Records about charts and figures
##############################

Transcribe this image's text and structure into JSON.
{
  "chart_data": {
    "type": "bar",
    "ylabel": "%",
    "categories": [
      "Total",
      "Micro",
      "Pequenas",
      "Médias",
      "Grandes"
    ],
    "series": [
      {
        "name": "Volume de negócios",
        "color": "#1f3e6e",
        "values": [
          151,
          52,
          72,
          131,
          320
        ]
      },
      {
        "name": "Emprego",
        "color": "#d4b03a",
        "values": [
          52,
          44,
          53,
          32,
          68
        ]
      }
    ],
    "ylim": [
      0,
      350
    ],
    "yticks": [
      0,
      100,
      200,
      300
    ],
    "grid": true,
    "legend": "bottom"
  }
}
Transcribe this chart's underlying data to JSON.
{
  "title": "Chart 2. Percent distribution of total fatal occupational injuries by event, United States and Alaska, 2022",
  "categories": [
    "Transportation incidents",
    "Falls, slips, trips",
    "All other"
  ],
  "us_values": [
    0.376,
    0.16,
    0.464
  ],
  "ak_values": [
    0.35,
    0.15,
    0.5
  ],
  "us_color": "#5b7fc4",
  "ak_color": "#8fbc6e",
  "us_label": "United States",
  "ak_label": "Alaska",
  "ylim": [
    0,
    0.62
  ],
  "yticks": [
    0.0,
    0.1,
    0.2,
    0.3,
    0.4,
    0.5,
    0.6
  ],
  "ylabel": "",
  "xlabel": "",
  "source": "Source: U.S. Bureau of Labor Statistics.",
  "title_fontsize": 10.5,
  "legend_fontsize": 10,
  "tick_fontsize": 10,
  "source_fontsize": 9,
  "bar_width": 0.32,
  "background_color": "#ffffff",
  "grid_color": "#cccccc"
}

##############################

* **To do**
Output every entry shown above, exactly.

* **Task response**
Transcribe this image's text and structure into JSON.
{
  "chart_data": {
    "type": "bar",
    "ylabel": "%",
    "categories": [
      "Total",
      "Micro",
      "Pequenas",
      "Médias",
      "Grandes"
    ],
    "series": [
      {
        "name": "Volume de negócios",
        "color": "#1f3e6e",
        "values": [
          151,
          52,
          72,
          131,
          320
        ]
      },
      {
        "name": "Emprego",
        "color": "#d4b03a",
        "values": [
          52,
          44,
          53,
          32,
          68
        ]
      }
    ],
    "ylim": [
      0,
      350
    ],
    "yticks": [
      0,
      100,
      200,
      300
    ],
    "grid": true,
    "legend": "bottom"
  }
}
Transcribe this chart's underlying data to JSON.
{
  "title": "Chart 2. Percent distribution of total fatal occupational injuries by event, United States and Alaska, 2022",
  "categories": [
    "Transportation incidents",
    "Falls, slips, trips",
    "All other"
  ],
  "us_values": [
    0.376,
    0.16,
    0.464
  ],
  "ak_values": [
    0.35,
    0.15,
    0.5
  ],
  "us_color": "#5b7fc4",
  "ak_color": "#8fbc6e",
  "us_label": "United States",
  "ak_label": "Alaska",
  "ylim": [
    0,
    0.62
  ],
  "yticks": [
    0.0,
    0.1,
    0.2,
    0.3,
    0.4,
    0.5,
    0.6
  ],
  "ylabel": "",
  "xlabel": "",
  "source": "Source: U.S. Bureau of Labor Statistics.",
  "title_fontsize": 10.5,
  "legend_fontsize": 10,
  "tick_fontsize": 10,
  "source_fontsize": 9,
  "bar_width": 0.32,
  "background_color": "#ffffff",
  "grid_color": "#cccccc"
}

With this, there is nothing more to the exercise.